* [Problem]:
Extract every entry word for word.

** begin Material **

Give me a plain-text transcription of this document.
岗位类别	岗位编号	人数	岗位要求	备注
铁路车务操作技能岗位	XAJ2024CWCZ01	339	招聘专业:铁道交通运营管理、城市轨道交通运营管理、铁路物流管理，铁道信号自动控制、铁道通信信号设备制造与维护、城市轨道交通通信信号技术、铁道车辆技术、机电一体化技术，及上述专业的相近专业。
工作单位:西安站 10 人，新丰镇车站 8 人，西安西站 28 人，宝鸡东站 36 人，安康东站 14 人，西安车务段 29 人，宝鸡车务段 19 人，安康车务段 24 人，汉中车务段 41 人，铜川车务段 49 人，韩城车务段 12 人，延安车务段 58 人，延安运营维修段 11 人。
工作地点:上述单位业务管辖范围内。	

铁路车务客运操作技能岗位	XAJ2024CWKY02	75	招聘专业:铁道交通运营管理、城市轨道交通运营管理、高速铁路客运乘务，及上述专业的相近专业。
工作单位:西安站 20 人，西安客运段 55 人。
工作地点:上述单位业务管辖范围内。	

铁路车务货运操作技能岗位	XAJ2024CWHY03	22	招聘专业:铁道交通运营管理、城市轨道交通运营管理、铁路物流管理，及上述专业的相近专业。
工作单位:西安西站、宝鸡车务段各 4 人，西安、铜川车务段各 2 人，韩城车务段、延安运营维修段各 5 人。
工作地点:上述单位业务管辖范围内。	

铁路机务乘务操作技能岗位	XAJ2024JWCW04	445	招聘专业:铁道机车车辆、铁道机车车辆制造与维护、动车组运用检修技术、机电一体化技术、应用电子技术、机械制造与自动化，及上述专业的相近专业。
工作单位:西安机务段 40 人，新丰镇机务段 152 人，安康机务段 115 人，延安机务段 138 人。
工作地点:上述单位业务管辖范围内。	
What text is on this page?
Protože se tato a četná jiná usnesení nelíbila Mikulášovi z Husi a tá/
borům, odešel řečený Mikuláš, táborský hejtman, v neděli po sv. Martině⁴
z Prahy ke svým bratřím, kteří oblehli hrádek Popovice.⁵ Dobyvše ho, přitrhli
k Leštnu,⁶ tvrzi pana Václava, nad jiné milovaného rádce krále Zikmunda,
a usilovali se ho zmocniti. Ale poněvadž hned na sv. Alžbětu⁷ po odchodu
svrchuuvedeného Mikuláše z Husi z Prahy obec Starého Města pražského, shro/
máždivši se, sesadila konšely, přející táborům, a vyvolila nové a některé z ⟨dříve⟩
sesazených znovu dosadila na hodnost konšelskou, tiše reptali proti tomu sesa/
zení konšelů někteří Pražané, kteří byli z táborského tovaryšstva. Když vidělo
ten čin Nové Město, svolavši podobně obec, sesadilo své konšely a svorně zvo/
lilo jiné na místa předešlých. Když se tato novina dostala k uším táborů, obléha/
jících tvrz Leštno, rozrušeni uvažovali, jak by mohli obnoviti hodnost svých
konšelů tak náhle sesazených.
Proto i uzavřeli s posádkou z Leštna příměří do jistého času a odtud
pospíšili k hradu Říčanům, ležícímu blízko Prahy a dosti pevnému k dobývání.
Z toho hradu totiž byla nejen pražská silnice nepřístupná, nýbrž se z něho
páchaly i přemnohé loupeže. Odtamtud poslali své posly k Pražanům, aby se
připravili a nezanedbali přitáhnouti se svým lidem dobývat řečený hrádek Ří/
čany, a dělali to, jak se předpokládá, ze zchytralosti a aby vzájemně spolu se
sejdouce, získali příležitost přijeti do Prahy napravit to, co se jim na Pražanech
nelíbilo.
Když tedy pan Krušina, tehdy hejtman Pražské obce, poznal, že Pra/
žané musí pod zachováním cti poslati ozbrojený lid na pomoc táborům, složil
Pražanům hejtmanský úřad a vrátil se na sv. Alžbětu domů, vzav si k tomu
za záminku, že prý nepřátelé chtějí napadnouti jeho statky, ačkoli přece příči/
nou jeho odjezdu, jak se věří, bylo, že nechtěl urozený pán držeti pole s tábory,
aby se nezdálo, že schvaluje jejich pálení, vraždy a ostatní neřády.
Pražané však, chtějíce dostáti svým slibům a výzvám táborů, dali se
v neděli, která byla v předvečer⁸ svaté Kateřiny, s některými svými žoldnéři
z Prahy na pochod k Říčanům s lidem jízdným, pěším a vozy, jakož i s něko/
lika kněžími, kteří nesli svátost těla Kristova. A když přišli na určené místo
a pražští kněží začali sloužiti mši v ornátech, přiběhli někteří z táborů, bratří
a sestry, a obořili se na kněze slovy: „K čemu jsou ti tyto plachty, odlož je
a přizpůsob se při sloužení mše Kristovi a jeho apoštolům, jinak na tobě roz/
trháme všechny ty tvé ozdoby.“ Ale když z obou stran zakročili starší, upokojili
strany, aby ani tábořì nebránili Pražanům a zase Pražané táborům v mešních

** end Material **

* [Answer to this task]:
Give me a plain-text transcription of this document.
岗位类别	岗位编号	人数	岗位要求	备注
铁路车务操作技能岗位	XAJ2024CWCZ01	339	招聘专业:铁道交通运营管理、城市轨道交通运营管理、铁路物流管理，铁道信号自动控制、铁道通信信号设备制造与维护、城市轨道交通通信信号技术、铁道车辆技术、机电一体化技术，及上述专业的相近专业。
工作单位:西安站 10 人，新丰镇车站 8 人，西安西站 28 人，宝鸡东站 36 人，安康东站 14 人，西安车务段 29 人，宝鸡车务段 19 人，安康车务段 24 人，汉中车务段 41 人，铜川车务段 49 人，韩城车务段 12 人，延安车务段 58 人，延安运营维修段 11 人。
工作地点:上述单位业务管辖范围内。	

铁路车务客运操作技能岗位	XAJ2024CWKY02	75	招聘专业:铁道交通运营管理、城市轨道交通运营管理、高速铁路客运乘务，及上述专业的相近专业。
工作单位:西安站 20 人，西安客运段 55 人。
工作地点:上述单位业务管辖范围内。	

铁路车务货运操作技能岗位	XAJ2024CWHY03	22	招聘专业:铁道交通运营管理、城市轨道交通运营管理、铁路物流管理，及上述专业的相近专业。
工作单位:西安西站、宝鸡车务段各 4 人，西安、铜川车务段各 2 人，韩城车务段、延安运营维修段各 5 人。
工作地点:上述单位业务管辖范围内。	

铁路机务乘务操作技能岗位	XAJ2024JWCW04	445	招聘专业:铁道机车车辆、铁道机车车辆制造与维护、动车组运用检修技术、机电一体化技术、应用电子技术、机械制造与自动化，及上述专业的相近专业。
工作单位:西安机务段 40 人，新丰镇机务段 152 人，安康机务段 115 人，延安机务段 138 人。
工作地点:上述单位业务管辖范围内。	
What text is on this page?
Protože se tato a četná jiná usnesení nelíbila Mikulášovi z Husi a tá/
borům, odešel řečený Mikuláš, táborský hejtman, v neděli po sv. Martině⁴
z Prahy ke svým bratřím, kteří oblehli hrádek Popovice.⁵ Dobyvše ho, přitrhli
k Leštnu,⁶ tvrzi pana Václava, nad jiné milovaného rádce krále Zikmunda,
a usilovali se ho zmocniti. Ale poněvadž hned na sv. Alžbětu⁷ po odchodu
svrchuuvedeného Mikuláše z Husi z Prahy obec Starého Města pražského, shro/
máždivši se, sesadila konšely, přející táborům, a vyvolila nové a některé z ⟨dříve⟩
sesazených znovu dosadila na hodnost konšelskou, tiše reptali proti tomu sesa/
zení konšelů někteří Pražané, kteří byli z táborského tovaryšstva. Když vidělo
ten čin Nové Město, svolavši podobně obec, sesadilo své konšely a svorně zvo/
lilo jiné na místa předešlých. Když se tato novina dostala k uším táborů, obléha/
jících tvrz Leštno, rozrušeni uvažovali, jak by mohli obnoviti hodnost svých
konšelů tak náhle sesazených.
Proto i uzavřeli s posádkou z Leštna příměří do jistého času a odtud
pospíšili k hradu Říčanům, ležícímu blízko Prahy a dosti pevnému k dobývání.
Z toho hradu totiž byla nejen pražská silnice nepřístupná, nýbrž se z něho
páchaly i přemnohé loupeže. Odtamtud poslali své posly k Pražanům, aby se
připravili a nezanedbali přitáhnouti se svým lidem dobývat řečený hrádek Ří/
čany, a dělali to, jak se předpokládá, ze zchytralosti a aby vzájemně spolu se
sejdouce, získali příležitost přijeti do Prahy napravit to, co se jim na Pražanech
nelíbilo.
Když tedy pan Krušina, tehdy hejtman Pražské obce, poznal, že Pra/
žané musí pod zachováním cti poslati ozbrojený lid na pomoc táborům, složil
Pražanům hejtmanský úřad a vrátil se na sv. Alžbětu domů, vzav si k tomu
za záminku, že prý nepřátelé chtějí napadnouti jeho statky, ačkoli přece příči/
nou jeho odjezdu, jak se věří, bylo, že nechtěl urozený pán držeti pole s tábory,
aby se nezdálo, že schvaluje jejich pálení, vraždy a ostatní neřády.
Pražané však, chtějíce dostáti svým slibům a výzvám táborů, dali se
v neděli, která byla v předvečer⁸ svaté Kateřiny, s některými svými žoldnéři
z Prahy na pochod k Říčanům s lidem jízdným, pěším a vozy, jakož i s něko/
lika kněžími, kteří nesli svátost těla Kristova. A když přišli na určené místo
a pražští kněží začali sloužiti mši v ornátech, přiběhli někteří z táborů, bratří
a sestry, a obořili se na kněze slovy: „K čemu jsou ti tyto plachty, odlož je
a přizpůsob se při sloužení mše Kristovi a jeho apoštolům, jinak na tobě roz/
trháme všechny ty tvé ozdoby.“ Ale když z obou stran zakročili starší, upokojili
strany, aby ani tábořì nebránili Pražanům a zase Pražané táborům v mešních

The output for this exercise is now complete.